Saved entries
====================

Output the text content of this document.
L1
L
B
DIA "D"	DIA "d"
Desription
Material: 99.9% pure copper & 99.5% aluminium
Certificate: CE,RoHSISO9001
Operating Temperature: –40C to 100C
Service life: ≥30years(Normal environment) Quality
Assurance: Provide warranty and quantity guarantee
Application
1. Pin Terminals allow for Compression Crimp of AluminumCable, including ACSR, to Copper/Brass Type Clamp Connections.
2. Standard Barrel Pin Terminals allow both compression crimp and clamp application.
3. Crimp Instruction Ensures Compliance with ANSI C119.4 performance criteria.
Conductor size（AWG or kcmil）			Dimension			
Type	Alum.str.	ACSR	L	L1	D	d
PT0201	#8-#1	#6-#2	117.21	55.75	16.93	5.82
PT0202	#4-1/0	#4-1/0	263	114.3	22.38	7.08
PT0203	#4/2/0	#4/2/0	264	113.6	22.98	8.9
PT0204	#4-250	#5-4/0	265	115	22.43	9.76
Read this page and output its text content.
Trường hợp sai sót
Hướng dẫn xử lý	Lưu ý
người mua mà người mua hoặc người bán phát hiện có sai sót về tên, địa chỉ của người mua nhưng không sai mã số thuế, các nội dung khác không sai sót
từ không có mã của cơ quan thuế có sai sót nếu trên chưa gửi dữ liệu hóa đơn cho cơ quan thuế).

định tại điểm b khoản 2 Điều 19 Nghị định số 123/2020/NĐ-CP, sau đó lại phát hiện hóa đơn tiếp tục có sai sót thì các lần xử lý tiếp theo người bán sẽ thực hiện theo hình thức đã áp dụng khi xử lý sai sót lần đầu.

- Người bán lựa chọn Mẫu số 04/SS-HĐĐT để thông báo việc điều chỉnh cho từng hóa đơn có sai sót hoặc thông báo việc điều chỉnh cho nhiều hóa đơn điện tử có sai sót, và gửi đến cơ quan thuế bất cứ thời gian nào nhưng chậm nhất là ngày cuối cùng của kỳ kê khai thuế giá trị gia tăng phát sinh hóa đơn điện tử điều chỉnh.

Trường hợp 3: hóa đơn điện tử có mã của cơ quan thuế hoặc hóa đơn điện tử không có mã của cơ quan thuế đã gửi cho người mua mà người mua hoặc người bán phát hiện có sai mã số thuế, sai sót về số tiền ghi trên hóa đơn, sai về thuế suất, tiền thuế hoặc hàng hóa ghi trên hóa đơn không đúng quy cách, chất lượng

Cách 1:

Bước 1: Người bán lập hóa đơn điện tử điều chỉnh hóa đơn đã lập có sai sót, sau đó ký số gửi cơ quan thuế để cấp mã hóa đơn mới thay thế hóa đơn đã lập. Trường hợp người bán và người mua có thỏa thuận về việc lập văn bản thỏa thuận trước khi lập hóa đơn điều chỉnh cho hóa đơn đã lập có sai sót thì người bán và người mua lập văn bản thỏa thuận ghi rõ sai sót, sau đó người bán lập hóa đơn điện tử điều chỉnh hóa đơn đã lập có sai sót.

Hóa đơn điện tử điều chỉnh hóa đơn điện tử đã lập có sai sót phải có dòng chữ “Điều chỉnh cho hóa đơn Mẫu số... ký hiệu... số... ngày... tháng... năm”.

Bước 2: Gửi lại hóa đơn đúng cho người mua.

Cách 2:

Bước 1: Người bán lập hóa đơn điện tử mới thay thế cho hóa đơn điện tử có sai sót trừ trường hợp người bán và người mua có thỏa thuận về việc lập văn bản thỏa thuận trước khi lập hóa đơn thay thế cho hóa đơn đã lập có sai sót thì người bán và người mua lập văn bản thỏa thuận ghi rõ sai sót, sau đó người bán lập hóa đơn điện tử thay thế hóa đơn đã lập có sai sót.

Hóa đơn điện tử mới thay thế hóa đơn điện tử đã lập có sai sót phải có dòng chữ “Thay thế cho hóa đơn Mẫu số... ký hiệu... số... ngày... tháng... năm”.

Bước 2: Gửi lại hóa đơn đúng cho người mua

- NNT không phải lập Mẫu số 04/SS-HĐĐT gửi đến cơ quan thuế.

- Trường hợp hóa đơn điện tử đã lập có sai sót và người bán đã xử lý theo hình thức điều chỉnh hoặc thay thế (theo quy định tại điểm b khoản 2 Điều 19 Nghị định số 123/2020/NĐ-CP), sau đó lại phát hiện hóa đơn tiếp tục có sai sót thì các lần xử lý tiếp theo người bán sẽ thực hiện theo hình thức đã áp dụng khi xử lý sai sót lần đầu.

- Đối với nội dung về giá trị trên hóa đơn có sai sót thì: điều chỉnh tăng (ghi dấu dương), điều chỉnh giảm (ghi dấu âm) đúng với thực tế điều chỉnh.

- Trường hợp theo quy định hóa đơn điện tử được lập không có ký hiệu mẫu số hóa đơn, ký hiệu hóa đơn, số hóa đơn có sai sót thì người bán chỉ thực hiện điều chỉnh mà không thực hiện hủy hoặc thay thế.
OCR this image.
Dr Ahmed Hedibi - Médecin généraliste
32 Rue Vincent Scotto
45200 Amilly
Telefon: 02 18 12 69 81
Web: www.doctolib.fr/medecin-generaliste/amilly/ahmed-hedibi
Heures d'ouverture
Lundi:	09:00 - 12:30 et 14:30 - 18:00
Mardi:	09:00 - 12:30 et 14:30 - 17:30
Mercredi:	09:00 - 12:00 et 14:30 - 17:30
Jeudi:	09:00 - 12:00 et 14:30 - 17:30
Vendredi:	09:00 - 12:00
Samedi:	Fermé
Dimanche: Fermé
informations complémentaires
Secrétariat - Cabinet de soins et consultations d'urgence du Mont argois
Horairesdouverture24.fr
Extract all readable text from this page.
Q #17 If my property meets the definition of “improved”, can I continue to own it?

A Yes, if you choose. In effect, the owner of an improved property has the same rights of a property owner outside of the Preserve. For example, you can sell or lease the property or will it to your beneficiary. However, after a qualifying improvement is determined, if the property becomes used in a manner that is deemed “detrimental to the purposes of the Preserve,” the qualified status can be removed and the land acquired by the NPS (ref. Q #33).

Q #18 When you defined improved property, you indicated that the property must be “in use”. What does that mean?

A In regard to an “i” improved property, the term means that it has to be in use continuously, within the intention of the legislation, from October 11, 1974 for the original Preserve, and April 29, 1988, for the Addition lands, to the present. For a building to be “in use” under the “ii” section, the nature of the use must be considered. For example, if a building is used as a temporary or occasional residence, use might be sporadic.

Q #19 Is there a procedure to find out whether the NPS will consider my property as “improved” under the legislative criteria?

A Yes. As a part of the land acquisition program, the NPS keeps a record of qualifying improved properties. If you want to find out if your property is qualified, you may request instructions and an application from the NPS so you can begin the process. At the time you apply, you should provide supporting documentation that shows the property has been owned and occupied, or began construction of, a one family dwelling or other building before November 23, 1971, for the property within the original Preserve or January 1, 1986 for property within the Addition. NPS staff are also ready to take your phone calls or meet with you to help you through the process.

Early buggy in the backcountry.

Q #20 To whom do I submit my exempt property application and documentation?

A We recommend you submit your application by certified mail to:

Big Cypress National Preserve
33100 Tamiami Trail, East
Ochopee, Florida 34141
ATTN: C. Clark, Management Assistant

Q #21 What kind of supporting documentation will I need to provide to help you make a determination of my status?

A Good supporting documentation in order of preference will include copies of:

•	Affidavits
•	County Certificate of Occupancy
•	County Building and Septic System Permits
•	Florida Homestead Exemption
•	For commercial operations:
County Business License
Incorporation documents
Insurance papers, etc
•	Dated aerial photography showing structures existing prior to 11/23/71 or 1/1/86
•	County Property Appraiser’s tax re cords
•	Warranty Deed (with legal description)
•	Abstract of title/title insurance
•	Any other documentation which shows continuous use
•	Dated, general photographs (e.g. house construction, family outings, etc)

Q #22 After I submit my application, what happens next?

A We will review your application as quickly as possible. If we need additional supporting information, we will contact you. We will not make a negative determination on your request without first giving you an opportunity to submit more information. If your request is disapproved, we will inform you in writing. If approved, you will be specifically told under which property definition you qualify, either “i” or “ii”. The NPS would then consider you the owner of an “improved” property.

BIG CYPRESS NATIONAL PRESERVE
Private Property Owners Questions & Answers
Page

====================

# Exercise requirements:
Keep only the lines that hold the string "trước", and copy them out.

# Task answer:
Bước 1: Người bán lập hóa đơn điện tử điều chỉnh hóa đơn đã lập có sai sót, sau đó ký số gửi cơ quan thuế để cấp mã hóa đơn mới thay thế hóa đơn đã lập. Trường hợp người bán và người mua có thỏa thuận về việc lập văn bản thỏa thuận trước khi lập hóa đơn điều chỉnh cho hóa đơn đã lập có sai sót thì người bán và người mua lập văn bản thỏa thuận ghi rõ sai sót, sau đó người bán lập hóa đơn điện tử điều chỉnh hóa đơn đã lập có sai sót.
Bước 1: Người bán lập hóa đơn điện tử mới thay thế cho hóa đơn điện tử có sai sót trừ trường hợp người bán và người mua có thỏa thuận về việc lập văn bản thỏa thuận trước khi lập hóa đơn thay thế cho hóa đơn đã lập có sai sót thì người bán và người mua lập văn bản thỏa thuận ghi rõ sai sót, sau đó người bán lập hóa đơn điện tử thay thế hóa đơn đã lập có sai sót.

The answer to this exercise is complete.